(begin)
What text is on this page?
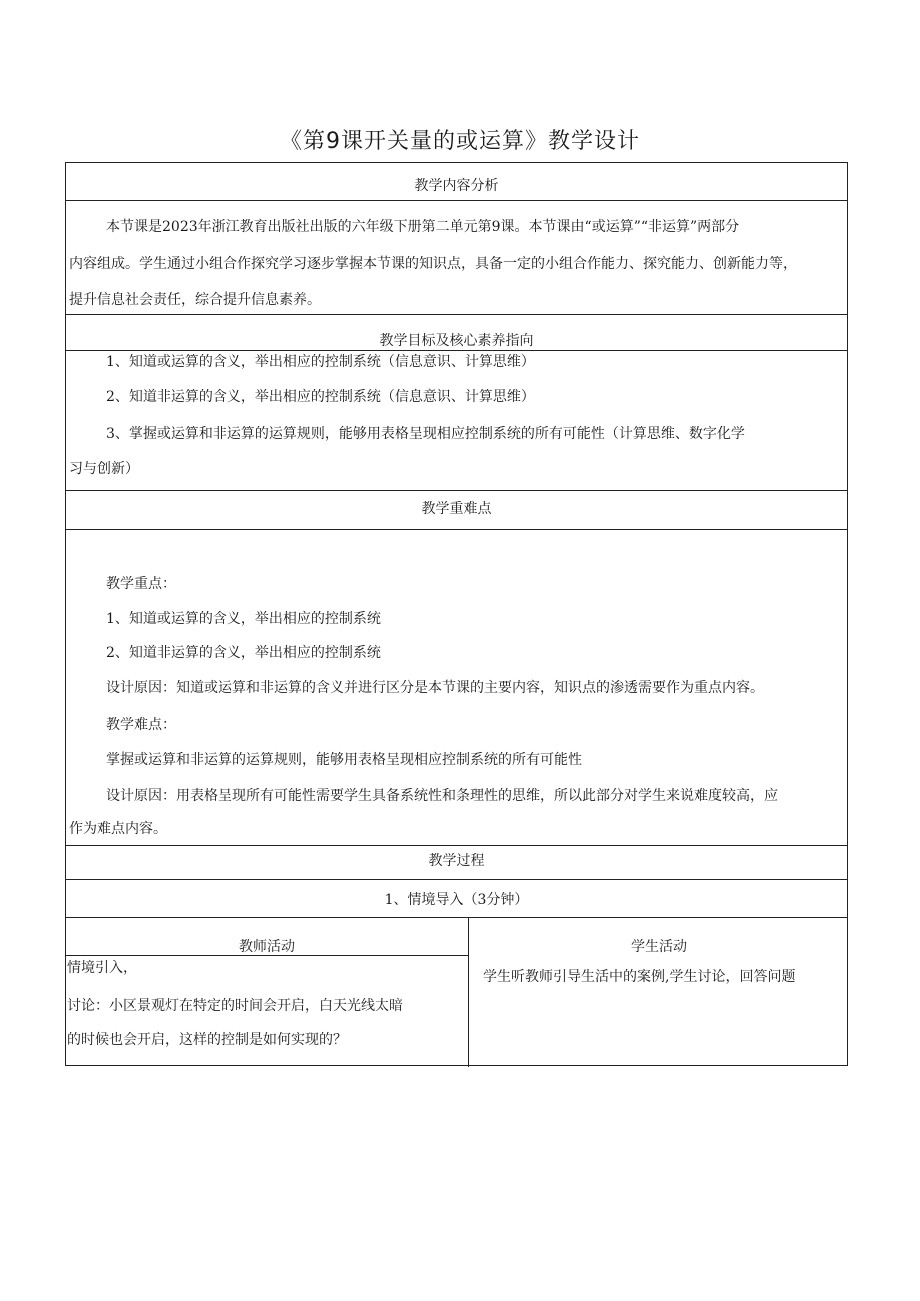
《第9课开关量的或运算》教学设计
教学内容分析
本节课是2023年浙江教育出版社出版的六年级下册第二单元第9课。本节课由“或运算”“非运算”两部分
内容组成。学生通过小组合作探究学习逐步掌握本节课的知识点，具备一定的小组合作能力、探究能力、创新能力等，
提升信息社会责任，综合提升信息素养。
教学目标及核心素养指向
1、知道或运算的含义，举出相应的控制系统（信息意识、计算思维）
2、知道非运算的含义，举出相应的控制系统（信息意识、计算思维）
3、掌握或运算和非运算的运算规则，能够用表格呈现相应控制系统的所有可能性（计算思维、数字化学
习与创新）
教学重难点
教学重点：
1、知道或运算的含义，举出相应的控制系统
2、知道非运算的含义，举出相应的控制系统
设计原因：知道或运算和非运算的含义并进行区分是本节课的主要内容，知识点的渗透需要作为重点内容。
教学难点：
掌握或运算和非运算的运算规则，能够用表格呈现相应控制系统的所有可能性
设计原因：用表格呈现所有可能性需要学生具备系统性和条理性的思维，所以此部分对学生来说难度较高，应
作为难点内容。
教学过程
1、情境导入（3分钟）
教师活动	学生活动
情境引入，
讨论：小区景观灯在特定的时间会开启，白天光线太暗
的时候也会开启，这样的控制是如何实现的？
学生听教师引导生活中的案例,学生讨论，回答问题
(end)
§ **EXERCISE**: Output the material word for word, omitting its pictures.

§ **EXERCISE OUTPUT**:
What text is on this page?
《第9课开关量的或运算》教学设计
教学内容分析
本节课是2023年浙江教育出版社出版的六年级下册第二单元第9课。本节课由“或运算”“非运算”两部分
内容组成。学生通过小组合作探究学习逐步掌握本节课的知识点，具备一定的小组合作能力、探究能力、创新能力等，
提升信息社会责任，综合提升信息素养。
教学目标及核心素养指向
1、知道或运算的含义，举出相应的控制系统（信息意识、计算思维）
2、知道非运算的含义，举出相应的控制系统（信息意识、计算思维）
3、掌握或运算和非运算的运算规则，能够用表格呈现相应控制系统的所有可能性（计算思维、数字化学
习与创新）
教学重难点
教学重点：
1、知道或运算的含义，举出相应的控制系统
2、知道非运算的含义，举出相应的控制系统
设计原因：知道或运算和非运算的含义并进行区分是本节课的主要内容，知识点的渗透需要作为重点内容。
教学难点：
掌握或运算和非运算的运算规则，能够用表格呈现相应控制系统的所有可能性
设计原因：用表格呈现所有可能性需要学生具备系统性和条理性的思维，所以此部分对学生来说难度较高，应
作为难点内容。
教学过程
1、情境导入（3分钟）
教师活动	学生活动
情境引入，
讨论：小区景观灯在特定的时间会开启，白天光线太暗
的时候也会开启，这样的控制是如何实现的？
学生听教师引导生活中的案例,学生讨论，回答问题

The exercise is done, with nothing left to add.